Collected data entries:
******************************

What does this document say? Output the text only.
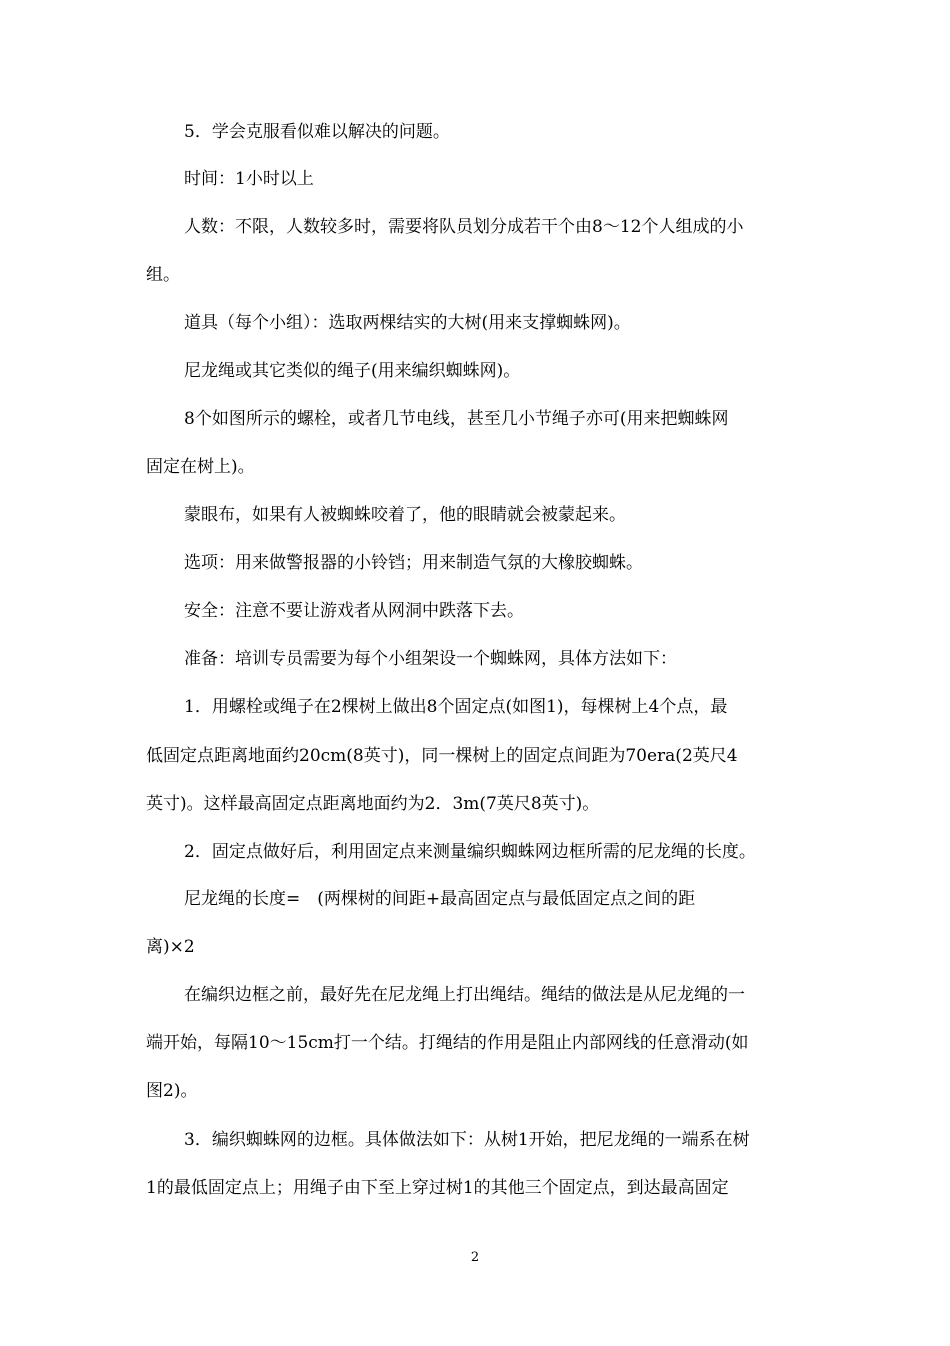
5．学会克服看似难以解决的问题。

时间：1小时以上

人数：不限，人数较多时，需要将队员划分成若干个由8～12个人组成的小

组。

道具（每个小组）：选取两棵结实的大树(用来支撑蜘蛛网)。

尼龙绳或其它类似的绳子(用来编织蜘蛛网)。

8个如图所示的螺栓，或者几节电线，甚至几小节绳子亦可(用来把蜘蛛网

固定在树上)。

蒙眼布，如果有人被蜘蛛咬着了，他的眼睛就会被蒙起来。

选项：用来做警报器的小铃铛；用来制造气氛的大橡胶蜘蛛。

安全：注意不要让游戏者从网洞中跌落下去。

准备：培训专员需要为每个小组架设一个蜘蛛网，具体方法如下：

1．用螺栓或绳子在2棵树上做出8个固定点(如图1)，每棵树上4个点，最

低固定点距离地面约20cm(8英寸)，同一棵树上的固定点间距为70era(2英尺4

英寸)。这样最高固定点距离地面约为2．3m(7英尺8英寸)。

2．固定点做好后，利用固定点来测量编织蜘蛛网边框所需的尼龙绳的长度。

尼龙绳的长度=　(两棵树的间距+最高固定点与最低固定点之间的距

离)×2

在编织边框之前，最好先在尼龙绳上打出绳结。绳结的做法是从尼龙绳的一

端开始，每隔10～15cm打一个结。打绳结的作用是阻止内部网线的任意滑动(如

图2)。

3．编织蜘蛛网的边框。具体做法如下：从树1开始，把尼龙绳的一端系在树

1的最低固定点上；用绳子由下至上穿过树1的其他三个固定点，到达最高固定

2
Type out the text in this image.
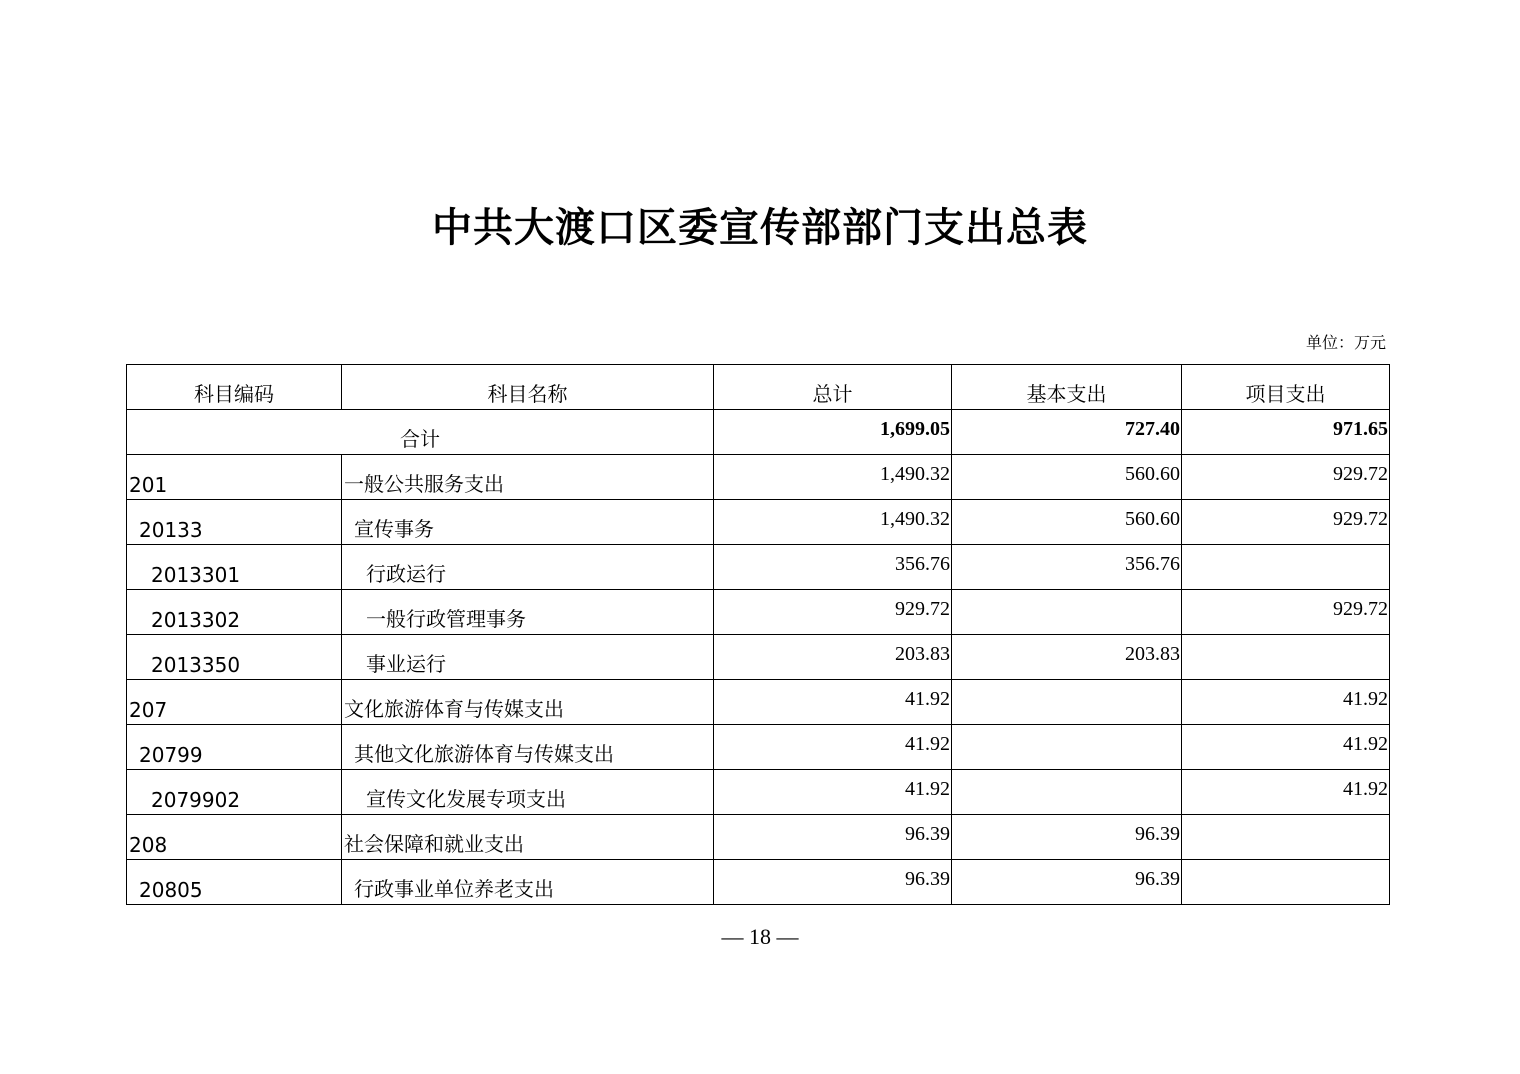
中共大渡口区委宣传部部门支出总表
单位：万元
科目编码	科目名称	总计	基本支出	项目支出
合计		1,699.05	727.40	971.65
201	一般公共服务支出	1,490.32	560.60	929.72
20133	宣传事务	1,490.32	560.60	929.72
2013301	行政运行	356.76	356.76	
2013302	一般行政管理事务	929.72		929.72
2013350	事业运行	203.83	203.83	
207	文化旅游体育与传媒支出	41.92		41.92
20799	其他文化旅游体育与传媒支出	41.92		41.92
2079902	宣传文化发展专项支出	41.92		41.92
208	社会保障和就业支出	96.39	96.39	
20805	行政事业单位养老支出	96.39	96.39	
— 18 —
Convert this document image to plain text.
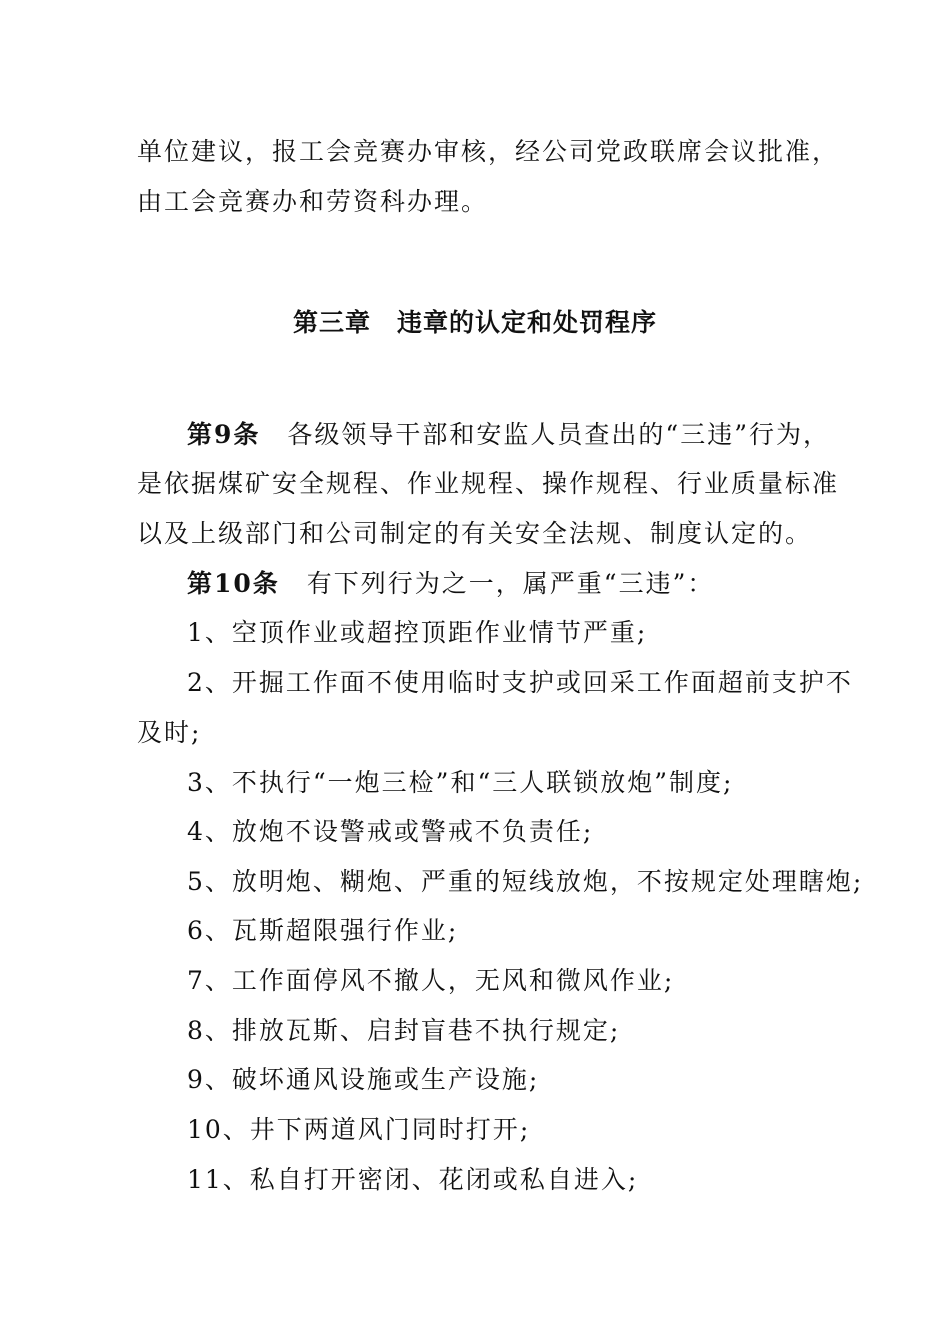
单位建议，报工会竞赛办审核，经公司党政联席会议批准，
由工会竞赛办和劳资科办理。
第三章　违章的认定和处罚程序
第9条　各级领导干部和安监人员查出的“三违”行为，
是依据煤矿安全规程、作业规程、操作规程、行业质量标准
以及上级部门和公司制定的有关安全法规、制度认定的。
第10条　有下列行为之一，属严重“三违”：
1、空顶作业或超控顶距作业情节严重;
2、开掘工作面不使用临时支护或回采工作面超前支护不
及时;
3、不执行“一炮三检”和“三人联锁放炮”制度;
4、放炮不设警戒或警戒不负责任;
5、放明炮、糊炮、严重的短线放炮，不按规定处理瞎炮;
6、瓦斯超限强行作业;
7、工作面停风不撤人，无风和微风作业;
8、排放瓦斯、启封盲巷不执行规定;
9、破坏通风设施或生产设施;
10、井下两道风门同时打开;
11、私自打开密闭、花闭或私自进入;
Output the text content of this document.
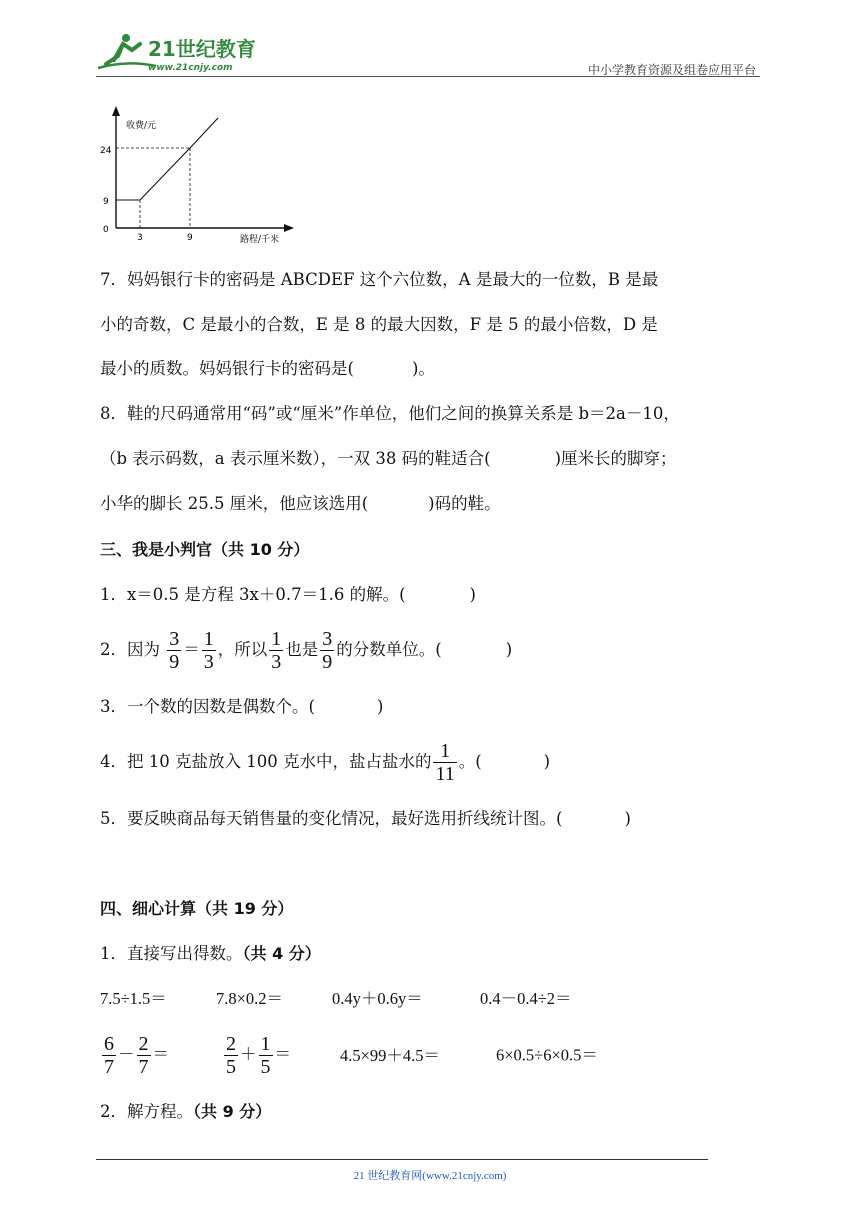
21世纪教育
www.21cnjy.com	中小学教育资源及组卷应用平台
收费/元
路程/千米
24
9
0
3	9
7．妈妈银行卡的密码是 ABCDEF 这个六位数，A 是最大的一位数，B 是最
小的奇数，C 是最小的合数，E 是 8 的最大因数，F 是 5 的最小倍数，D 是
最小的质数。妈妈银行卡的密码是(	)。
8．鞋的尺码通常用“码”或“厘米”作单位，他们之间的换算关系是 b＝2a－10，
（b 表示码数，a 表示厘米数），一双 38 码的鞋适合(	)厘米长的脚穿；
小华的脚长 25.5 厘米，他应该选用(	)码的鞋。
三、我是小判官（共 10 分）
1．x＝0.5 是方程 3x＋0.7＝1.6 的解。(	)
2．因为 $\frac{3}{9} = \frac{1}{3}$ ，所以 $\frac{1}{3}$ 也是 $\frac{3}{9}$ 的分数单位。(	)
3．一个数的因数是偶数个。(	)
4．把 10 克盐放入 100 克水中，盐占盐水的 $\frac{1}{11}$ 。(	)
5．要反映商品每天销售量的变化情况，最好选用折线统计图。(	)
四、细心计算（共 19 分）
1．直接写出得数。（共 4 分）
7.5÷1.5＝	7.8×0.2＝	0.4y＋0.6y＝	0.4－0.4÷2＝
$\frac{6}{7} - \frac{2}{7}$ ＝	$\frac{2}{5} + \frac{1}{5}$ ＝	4.5×99＋4.5＝	6×0.5÷6×0.5＝
2．解方程。（共 9 分）
21 世纪教育网(www.21cnjy.com)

******************************

• The exercise:
Output only the lines running from the line with "Type out the text in this image." through the last line of the entries above, inclusive, with pictures excluded.

• Written answer:
Type out the text in this image.
中共大渡口区委宣传部部门支出总表
单位：万元
科目编码	科目名称	总计	基本支出	项目支出
合计		1,699.05	727.40	971.65
201	一般公共服务支出	1,490.32	560.60	929.72
20133	宣传事务	1,490.32	560.60	929.72
2013301	行政运行	356.76	356.76	
2013302	一般行政管理事务	929.72		929.72
2013350	事业运行	203.83	203.83	
207	文化旅游体育与传媒支出	41.92		41.92
20799	其他文化旅游体育与传媒支出	41.92		41.92
2079902	宣传文化发展专项支出	41.92		41.92
208	社会保障和就业支出	96.39	96.39	
20805	行政事业单位养老支出	96.39	96.39	
— 18 —
Convert this document image to plain text.
单位建议，报工会竞赛办审核，经公司党政联席会议批准，
由工会竞赛办和劳资科办理。
第三章　违章的认定和处罚程序
第9条　各级领导干部和安监人员查出的“三违”行为，
是依据煤矿安全规程、作业规程、操作规程、行业质量标准
以及上级部门和公司制定的有关安全法规、制度认定的。
第10条　有下列行为之一，属严重“三违”：
1、空顶作业或超控顶距作业情节严重;
2、开掘工作面不使用临时支护或回采工作面超前支护不
及时;
3、不执行“一炮三检”和“三人联锁放炮”制度;
4、放炮不设警戒或警戒不负责任;
5、放明炮、糊炮、严重的短线放炮，不按规定处理瞎炮;
6、瓦斯超限强行作业;
7、工作面停风不撤人，无风和微风作业;
8、排放瓦斯、启封盲巷不执行规定;
9、破坏通风设施或生产设施;
10、井下两道风门同时打开;
11、私自打开密闭、花闭或私自进入;
Output the text content of this document.
21世纪教育
www.21cnjy.com	中小学教育资源及组卷应用平台
收费/元
路程/千米
24
9
0
3	9
7．妈妈银行卡的密码是 ABCDEF 这个六位数，A 是最大的一位数，B 是最
小的奇数，C 是最小的合数，E 是 8 的最大因数，F 是 5 的最小倍数，D 是
最小的质数。妈妈银行卡的密码是(	)。
8．鞋的尺码通常用“码”或“厘米”作单位，他们之间的换算关系是 b＝2a－10，
（b 表示码数，a 表示厘米数），一双 38 码的鞋适合(	)厘米长的脚穿；
小华的脚长 25.5 厘米，他应该选用(	)码的鞋。
三、我是小判官（共 10 分）
1．x＝0.5 是方程 3x＋0.7＝1.6 的解。(	)
2．因为 $\frac{3}{9} = \frac{1}{3}$ ，所以 $\frac{1}{3}$ 也是 $\frac{3}{9}$ 的分数单位。(	)
3．一个数的因数是偶数个。(	)
4．把 10 克盐放入 100 克水中，盐占盐水的 $\frac{1}{11}$ 。(	)
5．要反映商品每天销售量的变化情况，最好选用折线统计图。(	)
四、细心计算（共 19 分）
1．直接写出得数。（共 4 分）
7.5÷1.5＝	7.8×0.2＝	0.4y＋0.6y＝	0.4－0.4÷2＝
$\frac{6}{7} - \frac{2}{7}$ ＝	$\frac{2}{5} + \frac{1}{5}$ ＝	4.5×99＋4.5＝	6×0.5÷6×0.5＝
2．解方程。（共 9 分）
21 世纪教育网(www.21cnjy.com)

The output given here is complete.